(Records about charts and figures):

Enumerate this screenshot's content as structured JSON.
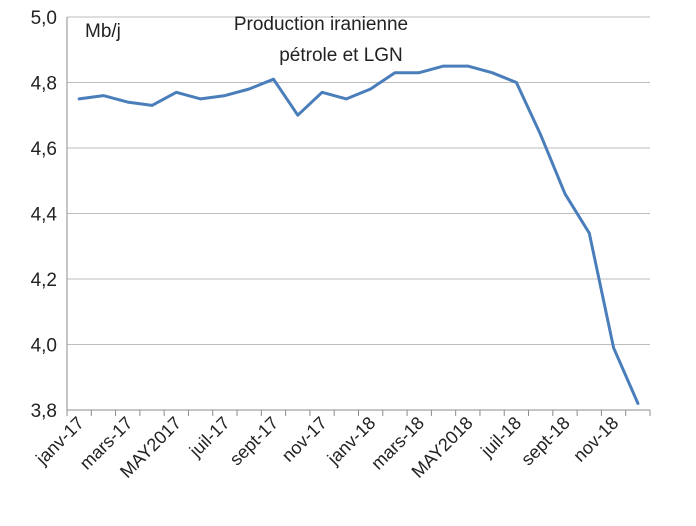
{
  "chart_data": {
    "type": "line",
    "title": "",
    "xlabel": "",
    "ylabel": "",
    "annotations": {
      "unit": "Mb/j",
      "label_line1": "Production iranienne",
      "label_line2": "pétrole et LGN"
    },
    "ylim": [
      3.8,
      5.0
    ],
    "yticks": [
      "3,8",
      "4,0",
      "4,2",
      "4,4",
      "4,6",
      "4,8",
      "5,0"
    ],
    "ytick_values": [
      3.8,
      4.0,
      4.2,
      4.4,
      4.6,
      4.8,
      5.0
    ],
    "x_tick_labels": [
      "janv-17",
      "mars-17",
      "MAY2017",
      "juil-17",
      "sept-17",
      "nov-17",
      "janv-18",
      "mars-18",
      "MAY2018",
      "juil-18",
      "sept-18",
      "nov-18"
    ],
    "grid": true,
    "legend": "none",
    "line_color": "#4a7ebb",
    "series": [
      {
        "values": [
          4.75,
          4.76,
          4.74,
          4.73,
          4.77,
          4.75,
          4.76,
          4.78,
          4.81,
          4.7,
          4.77,
          4.75,
          4.78,
          4.83,
          4.83,
          4.85,
          4.85,
          4.83,
          4.8,
          4.64,
          4.46,
          4.34,
          3.99,
          3.82
        ]
      }
    ]
  }
}
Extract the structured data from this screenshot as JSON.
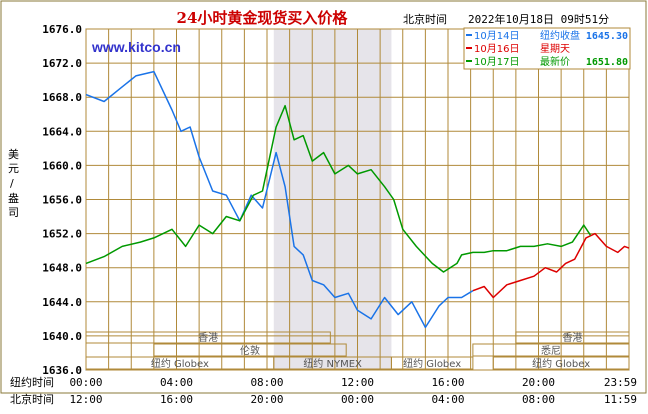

(Exercise aim):
Omit the images and transcribe all of the records above word for word.

(In response):
Enumerate this screenshot's content as structured JSON.
{
  "chart_data": {
    "type": "line",
    "title": "",
    "xlabel": "",
    "ylabel": "",
    "annotations": {
      "unit": "Mb/j",
      "label_line1": "Production iranienne",
      "label_line2": "pétrole et LGN"
    },
    "ylim": [
      3.8,
      5.0
    ],
    "yticks": [
      "3,8",
      "4,0",
      "4,2",
      "4,4",
      "4,6",
      "4,8",
      "5,0"
    ],
    "ytick_values": [
      3.8,
      4.0,
      4.2,
      4.4,
      4.6,
      4.8,
      5.0
    ],
    "x_tick_labels": [
      "janv-17",
      "mars-17",
      "MAY2017",
      "juil-17",
      "sept-17",
      "nov-17",
      "janv-18",
      "mars-18",
      "MAY2018",
      "juil-18",
      "sept-18",
      "nov-18"
    ],
    "grid": true,
    "legend": "none",
    "line_color": "#4a7ebb",
    "series": [
      {
        "values": [
          4.75,
          4.76,
          4.74,
          4.73,
          4.77,
          4.75,
          4.76,
          4.78,
          4.81,
          4.7,
          4.77,
          4.75,
          4.78,
          4.83,
          4.83,
          4.85,
          4.85,
          4.83,
          4.8,
          4.64,
          4.46,
          4.34,
          3.99,
          3.82
        ]
      }
    ]
  }
}
Extract the structured data from this screenshot as JSON.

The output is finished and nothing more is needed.